▶ **REQUIRED WORK**
Set down the material once more, exactly as it appears.

(Extracted records)
▼
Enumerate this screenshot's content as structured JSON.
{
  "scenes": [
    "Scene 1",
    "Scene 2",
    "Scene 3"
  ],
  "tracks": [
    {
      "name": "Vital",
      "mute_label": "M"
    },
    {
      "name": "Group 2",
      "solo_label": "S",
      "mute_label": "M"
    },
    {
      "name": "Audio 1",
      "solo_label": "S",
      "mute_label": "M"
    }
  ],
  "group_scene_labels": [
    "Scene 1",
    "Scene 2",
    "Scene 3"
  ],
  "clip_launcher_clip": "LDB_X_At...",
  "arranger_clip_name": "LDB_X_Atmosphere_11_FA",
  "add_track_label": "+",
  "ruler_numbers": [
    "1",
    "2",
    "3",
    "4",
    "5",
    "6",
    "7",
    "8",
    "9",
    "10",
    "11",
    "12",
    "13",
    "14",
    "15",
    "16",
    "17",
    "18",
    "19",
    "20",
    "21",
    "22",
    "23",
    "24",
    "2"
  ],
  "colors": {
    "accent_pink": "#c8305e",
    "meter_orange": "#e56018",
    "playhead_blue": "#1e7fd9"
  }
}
▲
▶ **ANSWER TO THIS PROBLEM**
Enumerate this screenshot's content as structured JSON.
{
  "scenes": [
    "Scene 1",
    "Scene 2",
    "Scene 3"
  ],
  "tracks": [
    {
      "name": "Vital",
      "mute_label": "M"
    },
    {
      "name": "Group 2",
      "solo_label": "S",
      "mute_label": "M"
    },
    {
      "name": "Audio 1",
      "solo_label": "S",
      "mute_label": "M"
    }
  ],
  "group_scene_labels": [
    "Scene 1",
    "Scene 2",
    "Scene 3"
  ],
  "clip_launcher_clip": "LDB_X_At...",
  "arranger_clip_name": "LDB_X_Atmosphere_11_FA",
  "add_track_label": "+",
  "ruler_numbers": [
    "1",
    "2",
    "3",
    "4",
    "5",
    "6",
    "7",
    "8",
    "9",
    "10",
    "11",
    "12",
    "13",
    "14",
    "15",
    "16",
    "17",
    "18",
    "19",
    "20",
    "21",
    "22",
    "23",
    "24",
    "2"
  ],
  "colors": {
    "accent_pink": "#c8305e",
    "meter_orange": "#e56018",
    "playhead_blue": "#1e7fd9"
  }
}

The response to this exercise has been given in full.